To do ::
Report how many lines in the records hold the string "title"; give the number and nothing else.

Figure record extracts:
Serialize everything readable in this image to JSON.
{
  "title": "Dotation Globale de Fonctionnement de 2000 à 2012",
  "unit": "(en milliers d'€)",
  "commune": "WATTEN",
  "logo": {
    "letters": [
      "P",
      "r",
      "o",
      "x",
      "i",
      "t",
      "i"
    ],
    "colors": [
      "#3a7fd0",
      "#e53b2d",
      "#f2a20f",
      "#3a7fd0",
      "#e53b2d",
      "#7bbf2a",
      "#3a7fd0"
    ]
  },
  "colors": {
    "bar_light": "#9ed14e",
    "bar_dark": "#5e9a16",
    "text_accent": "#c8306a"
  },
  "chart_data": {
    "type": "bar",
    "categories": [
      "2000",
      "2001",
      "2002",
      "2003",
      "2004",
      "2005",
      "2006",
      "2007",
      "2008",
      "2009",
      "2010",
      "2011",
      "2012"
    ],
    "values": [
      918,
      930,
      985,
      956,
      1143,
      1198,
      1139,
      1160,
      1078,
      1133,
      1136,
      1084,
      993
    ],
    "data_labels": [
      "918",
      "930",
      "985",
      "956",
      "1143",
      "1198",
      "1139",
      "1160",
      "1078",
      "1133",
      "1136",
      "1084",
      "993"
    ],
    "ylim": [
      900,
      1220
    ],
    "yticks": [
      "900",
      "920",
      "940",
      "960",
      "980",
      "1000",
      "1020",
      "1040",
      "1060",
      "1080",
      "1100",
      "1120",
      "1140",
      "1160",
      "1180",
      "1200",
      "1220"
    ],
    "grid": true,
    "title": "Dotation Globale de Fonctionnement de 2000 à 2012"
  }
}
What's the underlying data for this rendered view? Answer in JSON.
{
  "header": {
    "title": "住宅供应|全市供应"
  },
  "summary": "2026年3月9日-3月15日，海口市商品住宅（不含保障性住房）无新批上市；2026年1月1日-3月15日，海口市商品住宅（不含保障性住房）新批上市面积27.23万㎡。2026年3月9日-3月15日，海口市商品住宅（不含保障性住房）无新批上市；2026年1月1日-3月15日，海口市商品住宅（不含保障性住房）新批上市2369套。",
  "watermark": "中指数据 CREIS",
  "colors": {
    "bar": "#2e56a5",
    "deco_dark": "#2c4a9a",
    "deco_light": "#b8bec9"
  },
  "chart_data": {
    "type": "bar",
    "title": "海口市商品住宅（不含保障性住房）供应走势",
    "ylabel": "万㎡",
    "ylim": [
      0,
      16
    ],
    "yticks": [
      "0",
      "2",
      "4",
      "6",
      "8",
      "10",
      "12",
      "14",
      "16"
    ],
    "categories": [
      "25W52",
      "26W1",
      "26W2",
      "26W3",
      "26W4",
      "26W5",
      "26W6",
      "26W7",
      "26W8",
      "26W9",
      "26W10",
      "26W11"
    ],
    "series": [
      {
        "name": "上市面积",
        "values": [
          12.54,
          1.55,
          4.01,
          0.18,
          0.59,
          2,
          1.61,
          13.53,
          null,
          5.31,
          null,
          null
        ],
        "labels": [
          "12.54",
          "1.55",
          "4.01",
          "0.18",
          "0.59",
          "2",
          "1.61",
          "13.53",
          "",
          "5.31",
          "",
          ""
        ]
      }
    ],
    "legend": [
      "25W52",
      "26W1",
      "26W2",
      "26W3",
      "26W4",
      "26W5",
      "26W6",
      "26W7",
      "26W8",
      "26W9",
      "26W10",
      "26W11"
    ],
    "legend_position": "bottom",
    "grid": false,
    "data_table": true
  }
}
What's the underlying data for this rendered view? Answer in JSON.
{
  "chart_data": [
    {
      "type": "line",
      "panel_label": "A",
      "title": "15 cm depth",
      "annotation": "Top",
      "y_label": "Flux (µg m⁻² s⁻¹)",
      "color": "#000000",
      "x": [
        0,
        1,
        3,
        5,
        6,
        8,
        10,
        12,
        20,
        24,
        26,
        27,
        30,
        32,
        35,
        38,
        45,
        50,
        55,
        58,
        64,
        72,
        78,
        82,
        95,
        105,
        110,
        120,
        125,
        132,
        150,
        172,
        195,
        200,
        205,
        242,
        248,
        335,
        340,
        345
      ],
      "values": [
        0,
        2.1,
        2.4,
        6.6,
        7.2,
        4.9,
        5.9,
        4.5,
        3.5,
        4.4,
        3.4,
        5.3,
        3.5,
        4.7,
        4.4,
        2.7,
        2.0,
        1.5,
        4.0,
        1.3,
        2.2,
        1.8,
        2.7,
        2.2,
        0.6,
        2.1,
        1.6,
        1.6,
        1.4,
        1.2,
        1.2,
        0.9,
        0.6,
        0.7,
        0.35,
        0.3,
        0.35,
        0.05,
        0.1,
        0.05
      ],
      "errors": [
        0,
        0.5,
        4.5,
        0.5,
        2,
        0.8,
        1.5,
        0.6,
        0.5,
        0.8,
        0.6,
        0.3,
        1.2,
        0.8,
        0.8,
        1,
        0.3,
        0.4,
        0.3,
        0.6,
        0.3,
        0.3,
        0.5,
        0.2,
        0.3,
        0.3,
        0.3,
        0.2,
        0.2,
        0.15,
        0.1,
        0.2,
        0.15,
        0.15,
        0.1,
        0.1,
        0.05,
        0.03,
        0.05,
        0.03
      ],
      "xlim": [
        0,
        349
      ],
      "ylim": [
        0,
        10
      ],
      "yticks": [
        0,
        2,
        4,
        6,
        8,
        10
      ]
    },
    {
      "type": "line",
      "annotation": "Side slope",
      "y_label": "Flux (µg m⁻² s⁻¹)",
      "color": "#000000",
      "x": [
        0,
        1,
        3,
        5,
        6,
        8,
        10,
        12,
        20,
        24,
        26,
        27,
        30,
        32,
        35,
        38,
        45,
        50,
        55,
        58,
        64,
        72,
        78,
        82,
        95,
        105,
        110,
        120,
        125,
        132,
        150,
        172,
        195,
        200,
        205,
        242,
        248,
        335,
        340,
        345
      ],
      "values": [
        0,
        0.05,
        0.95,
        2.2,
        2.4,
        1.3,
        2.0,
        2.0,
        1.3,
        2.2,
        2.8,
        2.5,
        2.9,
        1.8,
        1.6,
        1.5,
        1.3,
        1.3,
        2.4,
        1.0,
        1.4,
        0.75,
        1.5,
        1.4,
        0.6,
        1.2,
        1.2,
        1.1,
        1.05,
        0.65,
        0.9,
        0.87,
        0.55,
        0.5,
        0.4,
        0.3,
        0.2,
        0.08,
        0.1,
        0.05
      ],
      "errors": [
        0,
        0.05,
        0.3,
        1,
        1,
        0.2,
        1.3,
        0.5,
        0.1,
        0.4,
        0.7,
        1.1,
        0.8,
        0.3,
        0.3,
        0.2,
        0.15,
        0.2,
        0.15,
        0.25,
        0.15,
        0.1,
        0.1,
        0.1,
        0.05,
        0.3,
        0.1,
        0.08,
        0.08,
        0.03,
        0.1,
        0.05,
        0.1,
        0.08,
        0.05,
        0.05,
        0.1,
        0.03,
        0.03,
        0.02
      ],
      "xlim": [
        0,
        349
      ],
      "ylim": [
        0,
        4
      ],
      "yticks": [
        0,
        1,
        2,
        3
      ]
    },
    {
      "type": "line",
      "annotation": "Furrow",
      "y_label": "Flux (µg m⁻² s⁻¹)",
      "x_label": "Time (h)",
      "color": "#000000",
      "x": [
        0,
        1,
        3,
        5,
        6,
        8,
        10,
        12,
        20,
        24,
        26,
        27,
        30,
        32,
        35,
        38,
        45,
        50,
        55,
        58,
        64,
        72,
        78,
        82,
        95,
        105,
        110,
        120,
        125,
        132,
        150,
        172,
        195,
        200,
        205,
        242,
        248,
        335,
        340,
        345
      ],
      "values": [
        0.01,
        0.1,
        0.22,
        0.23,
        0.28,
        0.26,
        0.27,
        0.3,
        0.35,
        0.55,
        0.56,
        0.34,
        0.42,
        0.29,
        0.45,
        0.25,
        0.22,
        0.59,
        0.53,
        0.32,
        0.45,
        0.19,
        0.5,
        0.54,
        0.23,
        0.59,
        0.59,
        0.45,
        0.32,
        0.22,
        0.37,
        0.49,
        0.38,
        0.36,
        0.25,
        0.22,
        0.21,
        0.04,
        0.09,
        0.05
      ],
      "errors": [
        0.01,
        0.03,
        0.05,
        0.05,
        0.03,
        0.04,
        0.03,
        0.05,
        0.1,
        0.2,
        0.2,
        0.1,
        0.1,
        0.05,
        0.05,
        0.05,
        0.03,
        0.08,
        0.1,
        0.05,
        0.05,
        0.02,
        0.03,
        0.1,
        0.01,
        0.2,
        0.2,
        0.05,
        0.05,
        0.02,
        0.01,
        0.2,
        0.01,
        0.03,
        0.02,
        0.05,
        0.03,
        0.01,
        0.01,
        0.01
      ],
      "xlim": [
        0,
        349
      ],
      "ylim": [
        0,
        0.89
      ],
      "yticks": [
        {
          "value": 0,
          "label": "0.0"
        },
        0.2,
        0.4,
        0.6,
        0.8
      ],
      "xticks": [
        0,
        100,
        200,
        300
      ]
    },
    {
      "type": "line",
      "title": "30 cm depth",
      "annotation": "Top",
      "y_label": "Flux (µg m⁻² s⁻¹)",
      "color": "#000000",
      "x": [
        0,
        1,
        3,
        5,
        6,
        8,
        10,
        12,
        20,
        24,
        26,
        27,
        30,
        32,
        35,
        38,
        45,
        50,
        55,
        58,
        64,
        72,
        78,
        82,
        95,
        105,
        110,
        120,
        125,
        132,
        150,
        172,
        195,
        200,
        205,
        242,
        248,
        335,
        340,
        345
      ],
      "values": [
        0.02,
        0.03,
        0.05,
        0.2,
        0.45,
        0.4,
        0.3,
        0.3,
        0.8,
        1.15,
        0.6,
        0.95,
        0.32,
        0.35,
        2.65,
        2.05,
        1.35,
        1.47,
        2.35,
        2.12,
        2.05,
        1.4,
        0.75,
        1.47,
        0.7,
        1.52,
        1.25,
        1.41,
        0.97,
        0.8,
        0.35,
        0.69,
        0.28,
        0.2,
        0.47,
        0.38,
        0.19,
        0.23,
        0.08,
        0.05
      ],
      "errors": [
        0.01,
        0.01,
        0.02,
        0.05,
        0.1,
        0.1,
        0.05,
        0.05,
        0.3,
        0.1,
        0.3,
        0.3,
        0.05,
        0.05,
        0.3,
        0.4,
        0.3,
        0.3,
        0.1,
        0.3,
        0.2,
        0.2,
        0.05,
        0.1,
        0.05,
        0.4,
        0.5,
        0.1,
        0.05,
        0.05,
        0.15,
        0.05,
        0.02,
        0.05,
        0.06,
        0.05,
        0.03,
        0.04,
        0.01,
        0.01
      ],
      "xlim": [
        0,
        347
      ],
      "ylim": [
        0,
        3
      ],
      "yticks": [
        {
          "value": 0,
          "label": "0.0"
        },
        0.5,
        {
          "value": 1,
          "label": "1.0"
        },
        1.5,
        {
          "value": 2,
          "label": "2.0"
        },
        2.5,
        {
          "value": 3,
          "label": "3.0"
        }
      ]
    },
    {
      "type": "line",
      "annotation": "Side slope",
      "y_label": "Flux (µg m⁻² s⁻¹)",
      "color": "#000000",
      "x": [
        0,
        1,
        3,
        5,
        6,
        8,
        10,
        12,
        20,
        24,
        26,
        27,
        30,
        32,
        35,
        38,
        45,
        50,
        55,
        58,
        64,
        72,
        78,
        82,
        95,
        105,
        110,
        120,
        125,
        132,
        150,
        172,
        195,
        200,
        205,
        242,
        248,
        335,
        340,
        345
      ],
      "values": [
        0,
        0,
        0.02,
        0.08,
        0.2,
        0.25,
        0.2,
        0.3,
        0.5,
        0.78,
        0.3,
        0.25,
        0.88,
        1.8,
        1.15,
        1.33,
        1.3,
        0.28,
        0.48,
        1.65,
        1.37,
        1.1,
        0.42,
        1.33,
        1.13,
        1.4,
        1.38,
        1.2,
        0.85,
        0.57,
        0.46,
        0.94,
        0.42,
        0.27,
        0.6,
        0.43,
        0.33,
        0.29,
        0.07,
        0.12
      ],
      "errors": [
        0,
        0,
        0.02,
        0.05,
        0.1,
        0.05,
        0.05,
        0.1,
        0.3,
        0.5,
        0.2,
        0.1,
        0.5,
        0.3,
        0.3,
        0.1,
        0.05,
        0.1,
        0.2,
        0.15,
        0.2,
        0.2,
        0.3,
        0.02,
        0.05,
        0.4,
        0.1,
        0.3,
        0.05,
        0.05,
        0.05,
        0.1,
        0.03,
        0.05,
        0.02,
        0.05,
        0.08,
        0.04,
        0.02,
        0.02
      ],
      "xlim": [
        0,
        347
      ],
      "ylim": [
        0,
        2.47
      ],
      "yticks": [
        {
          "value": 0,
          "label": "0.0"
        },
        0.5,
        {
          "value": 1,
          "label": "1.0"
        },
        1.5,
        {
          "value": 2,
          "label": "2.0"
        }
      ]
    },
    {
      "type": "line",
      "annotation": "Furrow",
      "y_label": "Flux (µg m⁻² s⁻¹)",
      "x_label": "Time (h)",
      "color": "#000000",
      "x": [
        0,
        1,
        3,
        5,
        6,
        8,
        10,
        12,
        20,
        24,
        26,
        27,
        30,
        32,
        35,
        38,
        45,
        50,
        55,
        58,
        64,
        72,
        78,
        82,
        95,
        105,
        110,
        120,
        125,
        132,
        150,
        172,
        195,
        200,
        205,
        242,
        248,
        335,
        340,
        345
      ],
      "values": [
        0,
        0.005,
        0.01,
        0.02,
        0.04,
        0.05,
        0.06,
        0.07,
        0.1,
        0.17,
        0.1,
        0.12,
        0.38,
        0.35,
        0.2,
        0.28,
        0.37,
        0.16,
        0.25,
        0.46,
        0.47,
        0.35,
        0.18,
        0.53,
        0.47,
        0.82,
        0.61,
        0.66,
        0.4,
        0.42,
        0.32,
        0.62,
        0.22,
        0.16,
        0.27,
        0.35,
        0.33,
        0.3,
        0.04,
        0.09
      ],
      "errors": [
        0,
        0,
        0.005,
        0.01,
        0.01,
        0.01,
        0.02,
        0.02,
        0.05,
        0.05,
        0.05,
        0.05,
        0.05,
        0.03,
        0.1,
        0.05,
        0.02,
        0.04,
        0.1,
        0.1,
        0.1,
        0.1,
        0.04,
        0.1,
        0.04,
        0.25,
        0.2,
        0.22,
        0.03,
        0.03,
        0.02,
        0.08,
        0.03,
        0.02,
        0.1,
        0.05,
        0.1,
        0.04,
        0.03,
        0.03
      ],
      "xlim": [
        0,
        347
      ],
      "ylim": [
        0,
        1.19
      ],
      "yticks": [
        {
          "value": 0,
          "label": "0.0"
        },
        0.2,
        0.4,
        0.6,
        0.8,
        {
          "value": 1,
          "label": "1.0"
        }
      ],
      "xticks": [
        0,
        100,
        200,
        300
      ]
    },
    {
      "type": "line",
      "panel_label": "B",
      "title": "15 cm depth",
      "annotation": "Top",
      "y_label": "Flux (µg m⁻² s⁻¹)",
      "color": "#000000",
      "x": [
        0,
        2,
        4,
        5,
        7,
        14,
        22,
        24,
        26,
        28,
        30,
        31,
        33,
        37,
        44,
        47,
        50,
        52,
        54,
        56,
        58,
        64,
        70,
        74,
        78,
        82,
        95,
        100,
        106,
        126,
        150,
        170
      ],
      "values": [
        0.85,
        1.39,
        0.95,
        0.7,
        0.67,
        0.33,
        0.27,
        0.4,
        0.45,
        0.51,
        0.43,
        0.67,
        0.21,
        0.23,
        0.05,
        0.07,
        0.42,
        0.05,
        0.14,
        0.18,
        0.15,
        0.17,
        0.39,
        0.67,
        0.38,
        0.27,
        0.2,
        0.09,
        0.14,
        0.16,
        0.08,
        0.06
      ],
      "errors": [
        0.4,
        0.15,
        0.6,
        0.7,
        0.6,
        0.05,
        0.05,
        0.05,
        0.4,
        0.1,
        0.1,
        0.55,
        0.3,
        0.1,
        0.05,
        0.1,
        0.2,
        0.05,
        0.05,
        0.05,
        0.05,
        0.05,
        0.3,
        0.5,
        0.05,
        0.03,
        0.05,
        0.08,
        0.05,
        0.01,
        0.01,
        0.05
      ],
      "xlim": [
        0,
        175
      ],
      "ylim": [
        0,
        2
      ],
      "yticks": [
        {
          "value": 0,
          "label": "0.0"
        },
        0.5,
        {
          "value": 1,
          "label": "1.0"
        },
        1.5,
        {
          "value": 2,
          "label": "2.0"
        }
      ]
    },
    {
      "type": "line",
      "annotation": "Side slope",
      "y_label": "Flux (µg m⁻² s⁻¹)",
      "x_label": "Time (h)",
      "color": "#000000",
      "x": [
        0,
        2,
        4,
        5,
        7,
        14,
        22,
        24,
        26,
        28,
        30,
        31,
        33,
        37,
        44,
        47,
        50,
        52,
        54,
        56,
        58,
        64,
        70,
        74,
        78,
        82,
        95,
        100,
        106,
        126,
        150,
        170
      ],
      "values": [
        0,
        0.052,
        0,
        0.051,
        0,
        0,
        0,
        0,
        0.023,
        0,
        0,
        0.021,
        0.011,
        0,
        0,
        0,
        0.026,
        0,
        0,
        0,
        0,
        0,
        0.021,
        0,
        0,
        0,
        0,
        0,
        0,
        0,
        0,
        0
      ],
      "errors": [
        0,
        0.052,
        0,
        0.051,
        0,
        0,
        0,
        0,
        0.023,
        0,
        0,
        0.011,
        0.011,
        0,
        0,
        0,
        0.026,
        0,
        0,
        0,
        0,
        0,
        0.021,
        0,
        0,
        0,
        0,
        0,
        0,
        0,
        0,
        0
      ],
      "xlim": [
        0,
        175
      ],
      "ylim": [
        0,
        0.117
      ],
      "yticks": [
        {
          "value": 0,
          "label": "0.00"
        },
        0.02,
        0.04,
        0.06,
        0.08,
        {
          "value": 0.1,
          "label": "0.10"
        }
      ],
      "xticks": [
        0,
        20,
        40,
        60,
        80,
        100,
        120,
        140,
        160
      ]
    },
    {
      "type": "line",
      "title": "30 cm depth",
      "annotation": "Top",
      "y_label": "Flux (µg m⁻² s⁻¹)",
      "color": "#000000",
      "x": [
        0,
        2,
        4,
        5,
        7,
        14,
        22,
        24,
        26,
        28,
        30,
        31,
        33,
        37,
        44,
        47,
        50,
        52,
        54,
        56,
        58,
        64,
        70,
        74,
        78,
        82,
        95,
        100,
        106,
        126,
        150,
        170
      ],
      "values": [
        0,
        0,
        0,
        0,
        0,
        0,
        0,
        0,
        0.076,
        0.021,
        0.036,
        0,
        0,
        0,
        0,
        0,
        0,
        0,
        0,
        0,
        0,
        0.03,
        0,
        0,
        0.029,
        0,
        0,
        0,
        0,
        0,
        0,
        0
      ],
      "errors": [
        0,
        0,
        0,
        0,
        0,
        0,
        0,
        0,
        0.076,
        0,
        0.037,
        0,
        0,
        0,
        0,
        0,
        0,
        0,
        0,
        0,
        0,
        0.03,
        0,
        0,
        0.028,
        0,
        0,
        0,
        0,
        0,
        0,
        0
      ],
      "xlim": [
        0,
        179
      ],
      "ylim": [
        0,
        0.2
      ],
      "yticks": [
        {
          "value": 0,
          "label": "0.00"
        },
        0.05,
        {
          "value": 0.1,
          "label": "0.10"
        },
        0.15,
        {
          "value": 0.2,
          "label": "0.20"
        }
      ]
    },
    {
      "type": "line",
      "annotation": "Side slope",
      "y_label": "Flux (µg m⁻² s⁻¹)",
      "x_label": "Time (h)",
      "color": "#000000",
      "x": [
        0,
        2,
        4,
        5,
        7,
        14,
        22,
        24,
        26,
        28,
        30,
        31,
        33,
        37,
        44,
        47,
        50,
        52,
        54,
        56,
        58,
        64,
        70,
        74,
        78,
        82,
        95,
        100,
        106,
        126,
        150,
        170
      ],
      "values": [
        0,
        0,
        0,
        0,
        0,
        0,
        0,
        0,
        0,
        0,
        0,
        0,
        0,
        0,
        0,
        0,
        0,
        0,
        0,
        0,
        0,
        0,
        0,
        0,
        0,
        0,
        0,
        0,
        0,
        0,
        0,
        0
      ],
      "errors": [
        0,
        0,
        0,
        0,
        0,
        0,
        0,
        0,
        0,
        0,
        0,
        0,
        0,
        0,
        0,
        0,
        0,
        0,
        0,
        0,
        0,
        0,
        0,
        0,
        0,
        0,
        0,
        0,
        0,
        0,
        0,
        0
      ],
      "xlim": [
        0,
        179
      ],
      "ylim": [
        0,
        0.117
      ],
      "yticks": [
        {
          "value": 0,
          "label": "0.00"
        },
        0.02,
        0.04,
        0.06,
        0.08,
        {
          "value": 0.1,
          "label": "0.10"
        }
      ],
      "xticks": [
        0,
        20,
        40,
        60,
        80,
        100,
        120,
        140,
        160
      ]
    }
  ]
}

Response to the exercise ::
8